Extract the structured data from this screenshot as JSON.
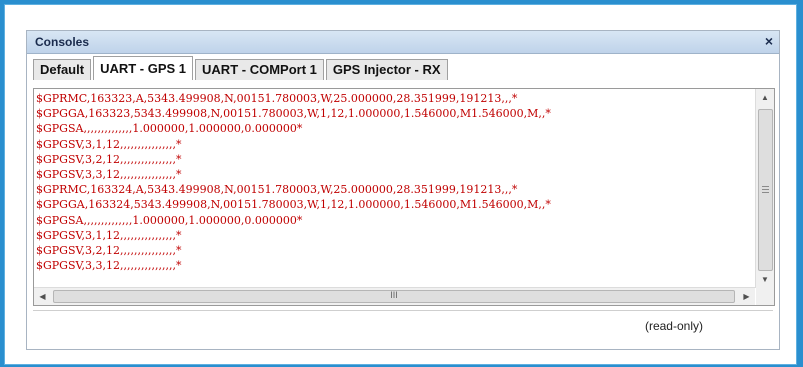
{
  "panel": {
    "title": "Consoles",
    "close_glyph": "×"
  },
  "tabs": [
    {
      "label": "Default",
      "active": false
    },
    {
      "label": "UART - GPS 1",
      "active": true
    },
    {
      "label": "UART - COMPort 1",
      "active": false
    },
    {
      "label": "GPS Injector - RX",
      "active": false
    }
  ],
  "console": {
    "text_color": "#c00000",
    "lines": [
      "$GPRMC,163323,A,5343.499908,N,00151.780003,W,25.000000,28.351999,191213,,,*",
      "$GPGGA,163323,5343.499908,N,00151.780003,W,1,12,1.000000,1.546000,M1.546000,M,,*",
      "$GPGSA,,,,,,,,,,,,,,1.000000,1.000000,0.000000*",
      "$GPGSV,3,1,12,,,,,,,,,,,,,,,,*",
      "$GPGSV,3,2,12,,,,,,,,,,,,,,,,*",
      "$GPGSV,3,3,12,,,,,,,,,,,,,,,,*",
      "$GPRMC,163324,A,5343.499908,N,00151.780003,W,25.000000,28.351999,191213,,,*",
      "$GPGGA,163324,5343.499908,N,00151.780003,W,1,12,1.000000,1.546000,M1.546000,M,,*",
      "$GPGSA,,,,,,,,,,,,,,1.000000,1.000000,0.000000*",
      "$GPGSV,3,1,12,,,,,,,,,,,,,,,,*",
      "$GPGSV,3,2,12,,,,,,,,,,,,,,,,*",
      "$GPGSV,3,3,12,,,,,,,,,,,,,,,,*"
    ]
  },
  "scrollbars": {
    "vertical": {
      "up_icon": "scroll-up-arrow-icon",
      "down_icon": "scroll-down-arrow-icon",
      "grip_icon": "scroll-grip-icon"
    },
    "horizontal": {
      "left_icon": "scroll-left-arrow-icon",
      "right_icon": "scroll-right-arrow-icon",
      "grip": "III"
    }
  },
  "status": {
    "readonly_label": "(read-only)"
  },
  "colors": {
    "outer_background": "#2a8fcf",
    "titlebar": "#c9daee",
    "console_text": "#c00000"
  }
}
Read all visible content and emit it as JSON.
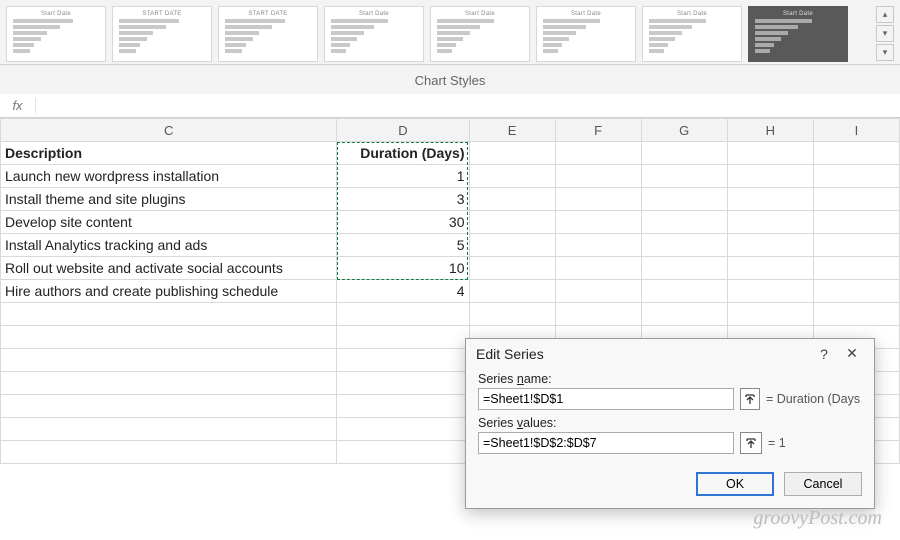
{
  "ribbon": {
    "section_label": "Chart Styles",
    "thumbs": [
      {
        "title": "Start Date",
        "widths": [
          70,
          55,
          40,
          32,
          24,
          20
        ]
      },
      {
        "title": "START DATE",
        "widths": [
          70,
          55,
          40,
          32,
          24,
          20
        ]
      },
      {
        "title": "START DATE",
        "widths": [
          70,
          55,
          40,
          32,
          24,
          20
        ]
      },
      {
        "title": "Start Date",
        "widths": [
          66,
          50,
          38,
          30,
          22,
          18
        ]
      },
      {
        "title": "Start Date",
        "widths": [
          66,
          50,
          38,
          30,
          22,
          18
        ]
      },
      {
        "title": "Start Date",
        "widths": [
          66,
          50,
          38,
          30,
          22,
          18
        ]
      },
      {
        "title": "Start Date",
        "widths": [
          66,
          50,
          38,
          30,
          22,
          18
        ]
      },
      {
        "title": "Start Date",
        "widths": [
          66,
          50,
          38,
          30,
          22,
          18
        ],
        "dark": true
      }
    ]
  },
  "formula_bar": {
    "fx": "fx",
    "value": ""
  },
  "columns": [
    "C",
    "D",
    "E",
    "F",
    "G",
    "H",
    "I"
  ],
  "headers": {
    "c": "Description",
    "d": "Duration (Days)"
  },
  "rows": [
    {
      "desc": "Launch new wordpress installation",
      "dur": "1"
    },
    {
      "desc": "Install theme and site plugins",
      "dur": "3"
    },
    {
      "desc": "Develop site content",
      "dur": "30"
    },
    {
      "desc": "Install Analytics tracking and ads",
      "dur": "5"
    },
    {
      "desc": "Roll out website and activate social accounts",
      "dur": "10"
    },
    {
      "desc": "Hire authors and create publishing schedule",
      "dur": "4"
    }
  ],
  "dialog": {
    "title": "Edit Series",
    "name_label_pre": "Series ",
    "name_label_ul": "n",
    "name_label_post": "ame:",
    "name_value": "=Sheet1!$D$1",
    "name_preview": "= Duration (Days…",
    "values_label_pre": "Series ",
    "values_label_ul": "v",
    "values_label_post": "alues:",
    "values_value": "=Sheet1!$D$2:$D$7",
    "values_preview": "= 1",
    "ok": "OK",
    "cancel": "Cancel"
  },
  "watermark": "groovyPost.com"
}
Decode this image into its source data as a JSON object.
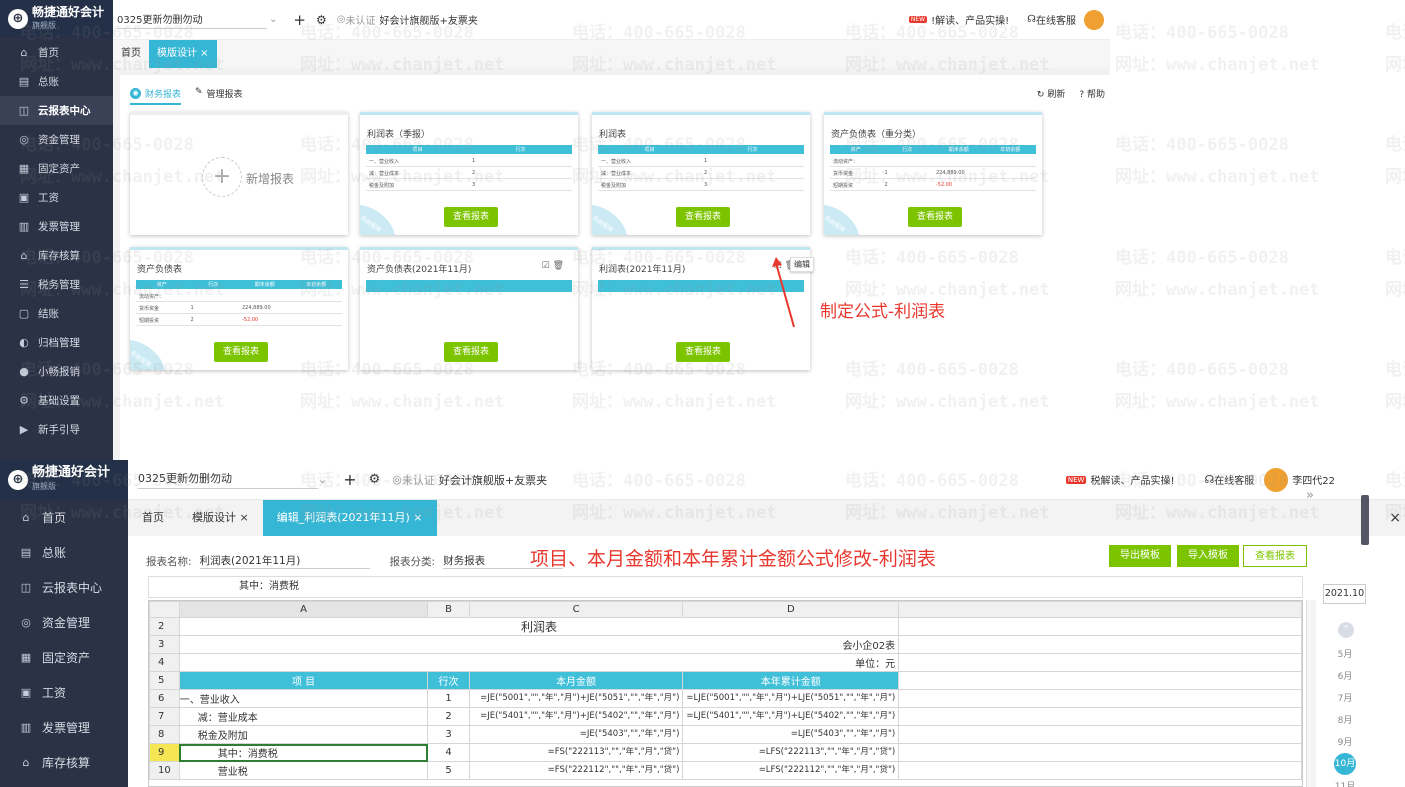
{
  "top_panel": {
    "logo": {
      "name": "畅捷通好会计",
      "sub": "旗舰版"
    },
    "company": "0325更新勿删勿动",
    "icons": [
      "plus-icon",
      "gear-icon"
    ],
    "cert": "未认证",
    "edition": "好会计旗舰版+友票夹",
    "promo": "!解读、产品实操!",
    "service": "在线客服",
    "sidebar": [
      "首页",
      "总账",
      "云报表中心",
      "资金管理",
      "固定资产",
      "工资",
      "发票管理",
      "库存核算",
      "税务管理",
      "结账",
      "归档管理",
      "小畅报销",
      "基础设置",
      "新手引导"
    ],
    "tabs": [
      "首页",
      "模版设计 ×"
    ],
    "subtabs": [
      "财务报表",
      "管理报表"
    ],
    "actions": [
      "刷新",
      "帮助"
    ],
    "add_report": "新增报表",
    "view_btn": "查看报表",
    "tooltip": "编辑",
    "ribbon": "系统报表",
    "cards": [
      {
        "title": "利润表（季报）",
        "cols": [
          "项目",
          "行次"
        ],
        "rows": [
          [
            "一、营业收入",
            "1"
          ],
          [
            "减：营业成本",
            "2"
          ],
          [
            "税金及附加",
            "3"
          ]
        ]
      },
      {
        "title": "利润表",
        "cols": [
          "项目",
          "行次"
        ],
        "rows": [
          [
            "一、营业收入",
            "1"
          ],
          [
            "减：营业成本",
            "2"
          ],
          [
            "税金及附加",
            "3"
          ]
        ]
      },
      {
        "title": "资产负债表（重分类）",
        "cols": [
          "资产",
          "行次",
          "期末余额",
          "年初余额"
        ],
        "rows": [
          [
            "流动资产：",
            "",
            ""
          ],
          [
            "货币资金",
            "1",
            "224,889.00"
          ],
          [
            "短期投资",
            "2",
            "-52.00"
          ]
        ]
      },
      {
        "title": "资产负债表",
        "cols": [
          "资产",
          "行次",
          "期末余额",
          "年初余额"
        ],
        "rows": [
          [
            "流动资产：",
            "",
            ""
          ],
          [
            "货币资金",
            "1",
            "224,889.00"
          ],
          [
            "短期投资",
            "2",
            "-52.00"
          ]
        ]
      },
      {
        "title": "资产负债表(2021年11月)"
      },
      {
        "title": "利润表(2021年11月)"
      }
    ],
    "annotation": "制定公式-利润表"
  },
  "bottom_panel": {
    "company": "0325更新勿删勿动",
    "cert": "未认证",
    "edition": "好会计旗舰版+友票夹",
    "promo": "税解读、产品实操!",
    "service": "在线客服",
    "user": "李四代22",
    "sidebar": [
      "首页",
      "总账",
      "云报表中心",
      "资金管理",
      "固定资产",
      "工资",
      "发票管理",
      "库存核算"
    ],
    "tabs": [
      "首页",
      "模版设计 ×",
      "编辑_利润表(2021年11月) ×"
    ],
    "form": {
      "name_label": "报表名称:",
      "name": "利润表(2021年11月)",
      "cat_label": "报表分类:",
      "cat": "财务报表"
    },
    "annotation": "项目、本月金额和本年累计金额公式修改-利润表",
    "buttons": [
      "导出模板",
      "导入模板",
      "查看报表"
    ],
    "formula_bar": "其中：消费税",
    "period": "2021.10",
    "months": [
      "5月",
      "6月",
      "7月",
      "8月",
      "9月",
      "10月",
      "11月"
    ],
    "sheet": {
      "cols": [
        "A",
        "B",
        "C",
        "D"
      ],
      "title": "利润表",
      "code": "会小企02表",
      "unit": "单位：元",
      "headers": [
        "项 目",
        "行次",
        "本月金额",
        "本年累计金额"
      ],
      "rows": [
        {
          "n": "6",
          "a": "一、营业收入",
          "b": "1",
          "c": "=JE(\"5001\",\"\",\"年\",\"月\")+JE(\"5051\",\"\",\"年\",\"月\")",
          "d": "=LJE(\"5001\",\"\",\"年\",\"月\")+LJE(\"5051\",\"\",\"年\",\"月\")"
        },
        {
          "n": "7",
          "a": "减：营业成本",
          "b": "2",
          "c": "=JE(\"5401\",\"\",\"年\",\"月\")+JE(\"5402\",\"\",\"年\",\"月\")",
          "d": "=LJE(\"5401\",\"\",\"年\",\"月\")+LJE(\"5402\",\"\",\"年\",\"月\")"
        },
        {
          "n": "8",
          "a": "税金及附加",
          "b": "3",
          "c": "=JE(\"5403\",\"\",\"年\",\"月\")",
          "d": "=LJE(\"5403\",\"\",\"年\",\"月\")"
        },
        {
          "n": "9",
          "a": "其中：消费税",
          "b": "4",
          "c": "=FS(\"222113\",\"\",\"年\",\"月\",\"贷\")",
          "d": "=LFS(\"222113\",\"\",\"年\",\"月\",\"贷\")"
        },
        {
          "n": "10",
          "a": "营业税",
          "b": "5",
          "c": "=FS(\"222112\",\"\",\"年\",\"月\",\"贷\")",
          "d": "=LFS(\"222112\",\"\",\"年\",\"月\",\"贷\")"
        }
      ]
    }
  },
  "watermark": {
    "phone": "电话：400-665-0028",
    "site": "网址：www.chanjet.net"
  }
}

—————

_EXERCISE DETAILS_
Only the number is wanted: how many lines in the preceding entries hold the string "content"?

_IN RESPONSE_
2